# DIRECTIONS FOR THIS TASK
When the word "Annullamento" shows up in a line of the records below, copy that line.

# Stored records
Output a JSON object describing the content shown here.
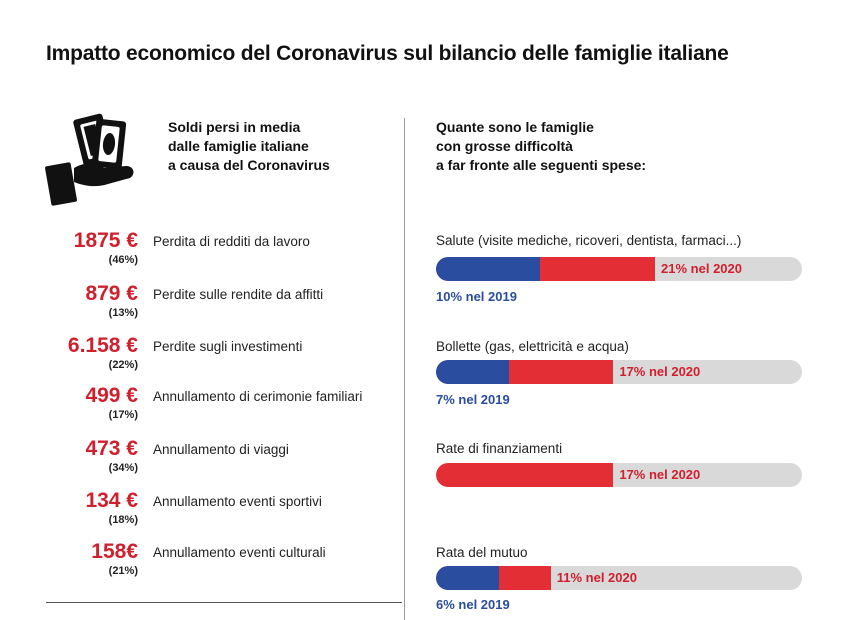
{
  "title": "Impatto economico del Coronavirus sul bilancio delle famiglie italiane",
  "colors": {
    "red": "#d0202e",
    "bar_red": "#e42e36",
    "blue": "#2a4da0",
    "track": "#d9d9d9"
  },
  "icon": "hand-holding-money-icon",
  "left_heading": [
    "Soldi persi in media",
    "dalle famiglie italiane",
    "a causa del Coronavirus"
  ],
  "right_heading": [
    "Quante sono le famiglie",
    "con grosse difficoltà",
    "a far fronte alle seguenti spese:"
  ],
  "chart_data": [
    {
      "type": "table",
      "rows": [
        {
          "value": "1875 €",
          "share": "(46%)",
          "label": "Perdita di redditi da lavoro"
        },
        {
          "value": "879 €",
          "share": "(13%)",
          "label": "Perdite sulle rendite da affitti"
        },
        {
          "value": "6.158 €",
          "share": "(22%)",
          "label": "Perdite sugli investimenti"
        },
        {
          "value": "499 €",
          "share": "(17%)",
          "label": "Annullamento di cerimonie familiari"
        },
        {
          "value": "473 €",
          "share": "(34%)",
          "label": "Annullamento di viaggi"
        },
        {
          "value": "134 €",
          "share": "(18%)",
          "label": "Annullamento eventi sportivi"
        },
        {
          "value": "158€",
          "share": "(21%)",
          "label": "Annullamento eventi  culturali"
        }
      ]
    },
    {
      "type": "bar",
      "categories": [
        "Salute (visite mediche, ricoveri, dentista, farmaci...)",
        "Bollette (gas, elettricità e acqua)",
        "Rate di finanziamenti",
        "Rata del mutuo"
      ],
      "series": [
        {
          "name": "2020",
          "values": [
            21,
            17,
            17,
            11
          ],
          "labels": [
            "21% nel 2020",
            "17% nel 2020",
            "17% nel 2020",
            "11% nel 2020"
          ]
        },
        {
          "name": "2019",
          "values": [
            10,
            7,
            null,
            6
          ],
          "labels": [
            "10% nel 2019",
            "7% nel 2019",
            "",
            "6% nel 2019"
          ]
        }
      ]
    }
  ]
}
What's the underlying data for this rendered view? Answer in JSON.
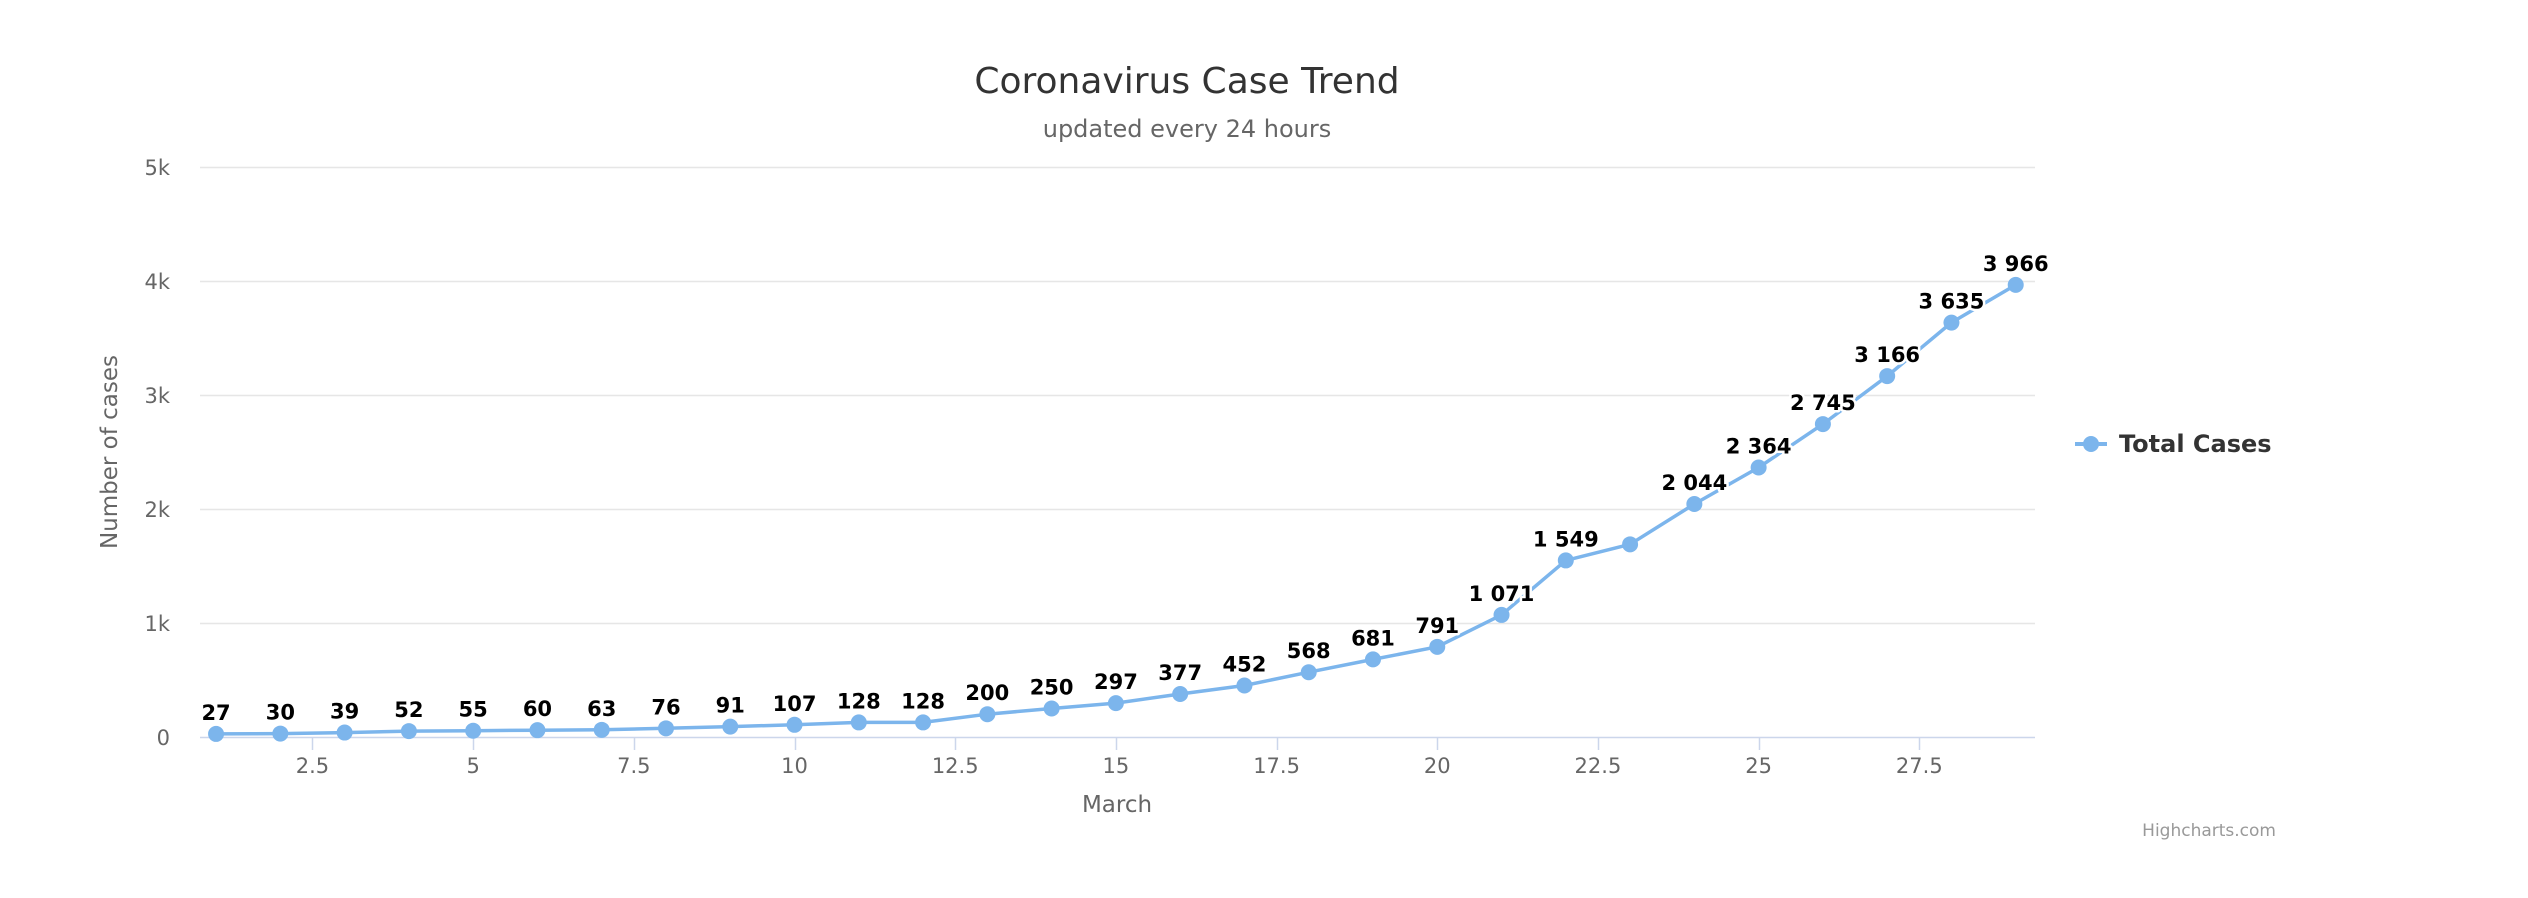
{
  "chart_data": {
    "type": "line",
    "title": "Coronavirus Case Trend",
    "subtitle": "updated every 24 hours",
    "xlabel": "March",
    "ylabel": "Number of cases",
    "xlim": [
      0.75,
      29.3
    ],
    "ylim": [
      0,
      5000
    ],
    "x_ticks": [
      2.5,
      5,
      7.5,
      10,
      12.5,
      15,
      17.5,
      20,
      22.5,
      25,
      27.5
    ],
    "y_ticks": [
      0,
      1000,
      2000,
      3000,
      4000,
      5000
    ],
    "y_tick_labels": [
      "0",
      "1k",
      "2k",
      "3k",
      "4k",
      "5k"
    ],
    "grid": "horizontal",
    "legend_position": "right",
    "color": "#7cb5ec",
    "series": [
      {
        "name": "Total Cases",
        "x": [
          1,
          2,
          3,
          4,
          5,
          6,
          7,
          8,
          9,
          10,
          11,
          12,
          13,
          14,
          15,
          16,
          17,
          18,
          19,
          20,
          21,
          22,
          23,
          24,
          25,
          26,
          27,
          28,
          29
        ],
        "values": [
          27,
          30,
          39,
          52,
          55,
          60,
          63,
          76,
          91,
          107,
          128,
          128,
          200,
          250,
          297,
          377,
          452,
          568,
          681,
          791,
          1071,
          1549,
          1690,
          2044,
          2364,
          2745,
          3166,
          3635,
          3966
        ],
        "labels": [
          "27",
          "30",
          "39",
          "52",
          "55",
          "60",
          "63",
          "76",
          "91",
          "107",
          "128",
          "128",
          "200",
          "250",
          "297",
          "377",
          "452",
          "568",
          "681",
          "791",
          "1 071",
          "1 549",
          "",
          "2 044",
          "2 364",
          "2 745",
          "3 166",
          "3 635",
          "3 966"
        ]
      }
    ]
  },
  "credits": "Highcharts.com"
}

# SOLVED PROBLEM
          "label": "Annullamento di cerimonie familiari"
          "label": "Annullamento di viaggi"
          "label": "Annullamento eventi sportivi"
          "label": "Annullamento eventi  culturali"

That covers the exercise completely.